(The exercise): Check each line of the listing below for the string "branch", and give only how many lines hold it.

[Dataset items]
* start *
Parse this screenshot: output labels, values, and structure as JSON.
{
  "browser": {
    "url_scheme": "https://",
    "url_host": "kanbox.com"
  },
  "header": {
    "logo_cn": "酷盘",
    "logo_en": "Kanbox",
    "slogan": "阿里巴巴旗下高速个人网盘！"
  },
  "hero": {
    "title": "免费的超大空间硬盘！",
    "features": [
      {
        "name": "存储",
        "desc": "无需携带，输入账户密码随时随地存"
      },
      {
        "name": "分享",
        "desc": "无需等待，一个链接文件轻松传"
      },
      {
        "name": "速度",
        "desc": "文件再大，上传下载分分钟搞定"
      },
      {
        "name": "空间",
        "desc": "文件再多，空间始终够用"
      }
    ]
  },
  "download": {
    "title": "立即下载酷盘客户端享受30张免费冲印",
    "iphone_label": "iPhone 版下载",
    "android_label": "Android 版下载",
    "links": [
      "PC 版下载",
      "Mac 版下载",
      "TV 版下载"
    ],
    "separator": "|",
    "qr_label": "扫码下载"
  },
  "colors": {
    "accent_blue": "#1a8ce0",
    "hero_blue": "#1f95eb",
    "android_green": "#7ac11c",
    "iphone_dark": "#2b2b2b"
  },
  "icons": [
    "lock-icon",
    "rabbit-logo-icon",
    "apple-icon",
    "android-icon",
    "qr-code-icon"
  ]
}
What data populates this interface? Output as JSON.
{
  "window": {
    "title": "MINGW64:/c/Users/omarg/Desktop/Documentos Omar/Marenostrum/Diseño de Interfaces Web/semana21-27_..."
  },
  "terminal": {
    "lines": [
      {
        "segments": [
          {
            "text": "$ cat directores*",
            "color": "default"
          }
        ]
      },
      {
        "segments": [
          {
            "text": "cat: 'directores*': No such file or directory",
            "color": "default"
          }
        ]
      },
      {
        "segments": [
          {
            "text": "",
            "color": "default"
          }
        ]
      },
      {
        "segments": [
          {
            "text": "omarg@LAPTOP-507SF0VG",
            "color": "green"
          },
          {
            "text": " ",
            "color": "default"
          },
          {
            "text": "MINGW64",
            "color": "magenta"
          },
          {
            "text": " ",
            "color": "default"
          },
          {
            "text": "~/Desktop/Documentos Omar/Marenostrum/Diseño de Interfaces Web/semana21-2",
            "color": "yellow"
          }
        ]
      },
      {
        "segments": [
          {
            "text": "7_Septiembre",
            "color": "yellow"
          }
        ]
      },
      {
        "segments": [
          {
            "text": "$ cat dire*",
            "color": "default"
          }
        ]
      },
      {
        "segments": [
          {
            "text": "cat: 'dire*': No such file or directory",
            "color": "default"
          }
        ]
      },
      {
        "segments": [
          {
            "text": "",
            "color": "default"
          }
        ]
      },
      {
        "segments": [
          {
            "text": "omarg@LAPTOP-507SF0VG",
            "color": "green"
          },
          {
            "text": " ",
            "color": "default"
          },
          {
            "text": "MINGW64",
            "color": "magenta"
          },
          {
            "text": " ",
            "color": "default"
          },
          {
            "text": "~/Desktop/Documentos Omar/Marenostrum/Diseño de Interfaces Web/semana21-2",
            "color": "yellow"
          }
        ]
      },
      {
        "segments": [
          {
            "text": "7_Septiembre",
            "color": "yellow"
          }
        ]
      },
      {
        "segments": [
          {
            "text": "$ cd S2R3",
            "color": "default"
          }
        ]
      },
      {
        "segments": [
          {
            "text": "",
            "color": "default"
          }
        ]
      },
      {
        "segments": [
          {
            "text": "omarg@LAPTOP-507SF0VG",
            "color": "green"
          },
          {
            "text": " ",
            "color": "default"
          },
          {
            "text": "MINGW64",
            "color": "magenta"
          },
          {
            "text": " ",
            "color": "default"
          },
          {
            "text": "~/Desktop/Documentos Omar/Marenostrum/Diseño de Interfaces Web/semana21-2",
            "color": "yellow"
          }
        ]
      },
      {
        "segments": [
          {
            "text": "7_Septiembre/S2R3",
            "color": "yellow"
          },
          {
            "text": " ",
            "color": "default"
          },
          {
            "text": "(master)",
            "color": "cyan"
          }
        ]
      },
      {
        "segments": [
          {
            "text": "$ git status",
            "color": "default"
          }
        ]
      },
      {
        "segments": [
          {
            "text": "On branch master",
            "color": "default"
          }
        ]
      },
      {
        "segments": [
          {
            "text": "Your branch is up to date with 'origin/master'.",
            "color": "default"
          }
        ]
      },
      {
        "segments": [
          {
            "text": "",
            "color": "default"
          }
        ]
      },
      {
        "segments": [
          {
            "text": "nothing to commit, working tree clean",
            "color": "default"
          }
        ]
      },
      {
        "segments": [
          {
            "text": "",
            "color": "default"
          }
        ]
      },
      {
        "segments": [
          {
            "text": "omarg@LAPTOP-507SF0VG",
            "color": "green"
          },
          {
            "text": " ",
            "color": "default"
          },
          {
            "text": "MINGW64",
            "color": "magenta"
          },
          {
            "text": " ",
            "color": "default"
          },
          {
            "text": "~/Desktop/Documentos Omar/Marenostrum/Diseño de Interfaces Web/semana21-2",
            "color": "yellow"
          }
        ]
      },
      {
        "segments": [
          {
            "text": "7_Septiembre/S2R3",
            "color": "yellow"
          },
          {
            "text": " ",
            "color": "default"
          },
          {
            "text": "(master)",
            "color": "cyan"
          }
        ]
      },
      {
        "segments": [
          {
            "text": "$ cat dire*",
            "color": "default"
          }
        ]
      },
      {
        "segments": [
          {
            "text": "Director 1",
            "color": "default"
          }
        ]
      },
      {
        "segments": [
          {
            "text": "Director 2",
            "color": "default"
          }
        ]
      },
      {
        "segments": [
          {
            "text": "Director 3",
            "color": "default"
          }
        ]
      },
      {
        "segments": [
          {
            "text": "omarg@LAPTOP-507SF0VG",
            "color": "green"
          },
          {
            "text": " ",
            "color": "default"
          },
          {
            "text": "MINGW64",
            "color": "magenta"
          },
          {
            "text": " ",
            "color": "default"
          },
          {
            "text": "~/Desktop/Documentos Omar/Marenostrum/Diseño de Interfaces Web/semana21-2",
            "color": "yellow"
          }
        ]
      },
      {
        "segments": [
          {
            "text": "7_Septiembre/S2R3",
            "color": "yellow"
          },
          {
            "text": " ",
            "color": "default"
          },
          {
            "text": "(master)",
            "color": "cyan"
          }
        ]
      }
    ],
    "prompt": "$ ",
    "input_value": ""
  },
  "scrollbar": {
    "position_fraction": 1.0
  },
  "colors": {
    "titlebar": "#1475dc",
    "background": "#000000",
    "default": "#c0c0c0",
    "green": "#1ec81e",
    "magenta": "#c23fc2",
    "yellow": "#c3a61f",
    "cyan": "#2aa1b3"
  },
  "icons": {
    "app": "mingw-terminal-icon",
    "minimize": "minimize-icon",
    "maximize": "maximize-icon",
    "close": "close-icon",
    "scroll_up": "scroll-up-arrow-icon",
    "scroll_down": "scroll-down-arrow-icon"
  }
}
* end *
(Solution): 2